Aim:
The entries below contain pictures. Retype everything except those pictures, exactly as given.

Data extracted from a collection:
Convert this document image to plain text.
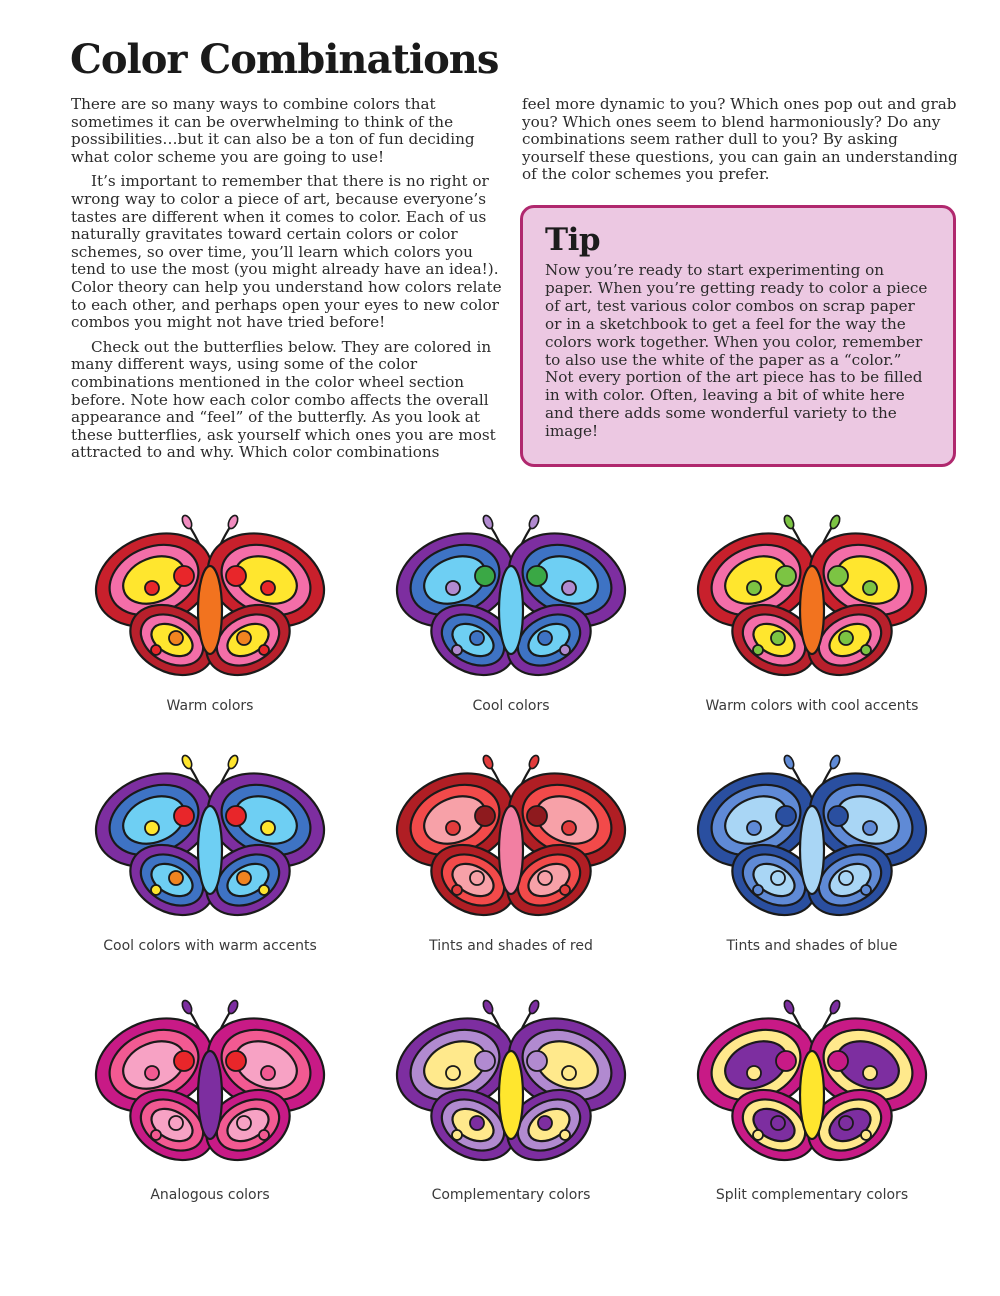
Color Combinations

There are so many ways to combine colors that sometimes it can be overwhelming to think of the possibilities…but it can also be a ton of fun deciding what color scheme you are going to use!

It’s important to remember that there is no right or wrong way to color a piece of art, because everyone’s tastes are different when it comes to color. Each of us naturally gravitates toward certain colors or color schemes, so over time, you’ll learn which colors you tend to use the most (you might already have an idea!). Color theory can help you understand how colors relate to each other, and perhaps open your eyes to new color combos you might not have tried before!

Check out the butterflies below. They are colored in many different ways, using some of the color combinations mentioned in the color wheel section before. Note how each color combo affects the overall appearance and “feel” of the butterfly. As you look at these butterflies, ask yourself which ones you are most attracted to and why. Which color combinations

feel more dynamic to you? Which ones pop out and grab you? Which ones seem to blend harmoniously? Do any combinations seem rather dull to you? By asking yourself these questions, you can gain an understanding of the color schemes you prefer.

Tip

Now you’re ready to start experimenting on paper. When you’re getting ready to color a piece of art, test various color combos on scrap paper or in a sketchbook to get a feel for the way the colors work together. When you color, remember to also use the white of the paper as a “color.” Not every portion of the art piece has to be filled in with color. Often, leaving a bit of white here and there adds some wonderful variety to the image!

Warm colors	Cool colors	Warm colors with cool accents
Cool colors with warm accents	Tints and shades of red	Tints and shades of blue
Analogous colors	Complementary colors	Split complementary colors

Final result:
Convert this document image to plain text.
Color Combinations

There are so many ways to combine colors that sometimes it can be overwhelming to think of the possibilities…but it can also be a ton of fun deciding what color scheme you are going to use!

It’s important to remember that there is no right or wrong way to color a piece of art, because everyone’s tastes are different when it comes to color. Each of us naturally gravitates toward certain colors or color schemes, so over time, you’ll learn which colors you tend to use the most (you might already have an idea!). Color theory can help you understand how colors relate to each other, and perhaps open your eyes to new color combos you might not have tried before!

Check out the butterflies below. They are colored in many different ways, using some of the color combinations mentioned in the color wheel section before. Note how each color combo affects the overall appearance and “feel” of the butterfly. As you look at these butterflies, ask yourself which ones you are most attracted to and why. Which color combinations

feel more dynamic to you? Which ones pop out and grab you? Which ones seem to blend harmoniously? Do any combinations seem rather dull to you? By asking yourself these questions, you can gain an understanding of the color schemes you prefer.

Tip

Now you’re ready to start experimenting on paper. When you’re getting ready to color a piece of art, test various color combos on scrap paper or in a sketchbook to get a feel for the way the colors work together. When you color, remember to also use the white of the paper as a “color.” Not every portion of the art piece has to be filled in with color. Often, leaving a bit of white here and there adds some wonderful variety to the image!

Warm colors	Cool colors	Warm colors with cool accents
Cool colors with warm accents	Tints and shades of red	Tints and shades of blue
Analogous colors	Complementary colors	Split complementary colors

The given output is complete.